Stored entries
-- BEGIN --
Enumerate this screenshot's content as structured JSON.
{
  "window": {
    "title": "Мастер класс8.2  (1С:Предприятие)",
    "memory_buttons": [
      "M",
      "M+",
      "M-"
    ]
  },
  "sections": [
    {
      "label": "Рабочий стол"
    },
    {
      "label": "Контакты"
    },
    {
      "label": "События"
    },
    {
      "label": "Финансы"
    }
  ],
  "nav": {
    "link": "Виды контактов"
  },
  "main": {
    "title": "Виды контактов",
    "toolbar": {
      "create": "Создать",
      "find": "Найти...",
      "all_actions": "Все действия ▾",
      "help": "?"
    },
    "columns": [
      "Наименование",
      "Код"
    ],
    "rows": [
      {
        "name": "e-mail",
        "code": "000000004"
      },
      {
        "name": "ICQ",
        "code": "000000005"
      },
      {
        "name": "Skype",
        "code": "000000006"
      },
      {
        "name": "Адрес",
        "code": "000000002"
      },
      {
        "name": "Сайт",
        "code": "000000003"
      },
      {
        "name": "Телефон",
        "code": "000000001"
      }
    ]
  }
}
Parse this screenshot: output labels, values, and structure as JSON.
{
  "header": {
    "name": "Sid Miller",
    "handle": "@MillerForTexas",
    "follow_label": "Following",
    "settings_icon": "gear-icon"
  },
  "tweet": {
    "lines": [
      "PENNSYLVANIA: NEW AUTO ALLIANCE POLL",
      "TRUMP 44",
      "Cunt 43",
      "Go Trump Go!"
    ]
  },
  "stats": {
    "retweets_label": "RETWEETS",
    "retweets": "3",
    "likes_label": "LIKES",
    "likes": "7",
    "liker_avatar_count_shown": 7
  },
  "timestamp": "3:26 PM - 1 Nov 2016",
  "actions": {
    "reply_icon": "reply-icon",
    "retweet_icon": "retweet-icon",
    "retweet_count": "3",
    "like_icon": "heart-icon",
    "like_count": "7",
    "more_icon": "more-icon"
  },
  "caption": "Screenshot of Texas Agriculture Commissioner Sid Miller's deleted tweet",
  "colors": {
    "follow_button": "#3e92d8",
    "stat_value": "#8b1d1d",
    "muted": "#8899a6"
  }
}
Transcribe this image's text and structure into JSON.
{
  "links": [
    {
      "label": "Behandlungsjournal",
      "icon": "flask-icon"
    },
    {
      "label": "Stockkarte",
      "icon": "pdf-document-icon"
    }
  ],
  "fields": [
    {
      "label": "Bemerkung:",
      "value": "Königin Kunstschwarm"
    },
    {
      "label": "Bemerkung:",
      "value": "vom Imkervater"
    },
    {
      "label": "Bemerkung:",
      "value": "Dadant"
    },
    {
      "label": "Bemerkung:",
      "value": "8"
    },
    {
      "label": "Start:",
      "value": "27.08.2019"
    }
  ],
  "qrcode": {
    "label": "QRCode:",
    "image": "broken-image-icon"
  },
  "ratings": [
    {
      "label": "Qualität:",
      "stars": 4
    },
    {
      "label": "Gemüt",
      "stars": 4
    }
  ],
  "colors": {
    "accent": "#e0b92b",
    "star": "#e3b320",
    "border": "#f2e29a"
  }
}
-- END --
WRITTEN PROBLEM
Copy only the stretch running from the line containing "Parse this screenshot: output" to the final line of the entries, both ends included, exactly as it stands.

THE OUTPUT
Parse this screenshot: output labels, values, and structure as JSON.
{
  "header": {
    "name": "Sid Miller",
    "handle": "@MillerForTexas",
    "follow_label": "Following",
    "settings_icon": "gear-icon"
  },
  "tweet": {
    "lines": [
      "PENNSYLVANIA: NEW AUTO ALLIANCE POLL",
      "TRUMP 44",
      "Cunt 43",
      "Go Trump Go!"
    ]
  },
  "stats": {
    "retweets_label": "RETWEETS",
    "retweets": "3",
    "likes_label": "LIKES",
    "likes": "7",
    "liker_avatar_count_shown": 7
  },
  "timestamp": "3:26 PM - 1 Nov 2016",
  "actions": {
    "reply_icon": "reply-icon",
    "retweet_icon": "retweet-icon",
    "retweet_count": "3",
    "like_icon": "heart-icon",
    "like_count": "7",
    "more_icon": "more-icon"
  },
  "caption": "Screenshot of Texas Agriculture Commissioner Sid Miller's deleted tweet",
  "colors": {
    "follow_button": "#3e92d8",
    "stat_value": "#8b1d1d",
    "muted": "#8899a6"
  }
}
Transcribe this image's text and structure into JSON.
{
  "links": [
    {
      "label": "Behandlungsjournal",
      "icon": "flask-icon"
    },
    {
      "label": "Stockkarte",
      "icon": "pdf-document-icon"
    }
  ],
  "fields": [
    {
      "label": "Bemerkung:",
      "value": "Königin Kunstschwarm"
    },
    {
      "label": "Bemerkung:",
      "value": "vom Imkervater"
    },
    {
      "label": "Bemerkung:",
      "value": "Dadant"
    },
    {
      "label": "Bemerkung:",
      "value": "8"
    },
    {
      "label": "Start:",
      "value": "27.08.2019"
    }
  ],
  "qrcode": {
    "label": "QRCode:",
    "image": "broken-image-icon"
  },
  "ratings": [
    {
      "label": "Qualität:",
      "stars": 4
    },
    {
      "label": "Gemüt",
      "stars": 4
    }
  ],
  "colors": {
    "accent": "#e0b92b",
    "star": "#e3b320",
    "border": "#f2e29a"
  }
}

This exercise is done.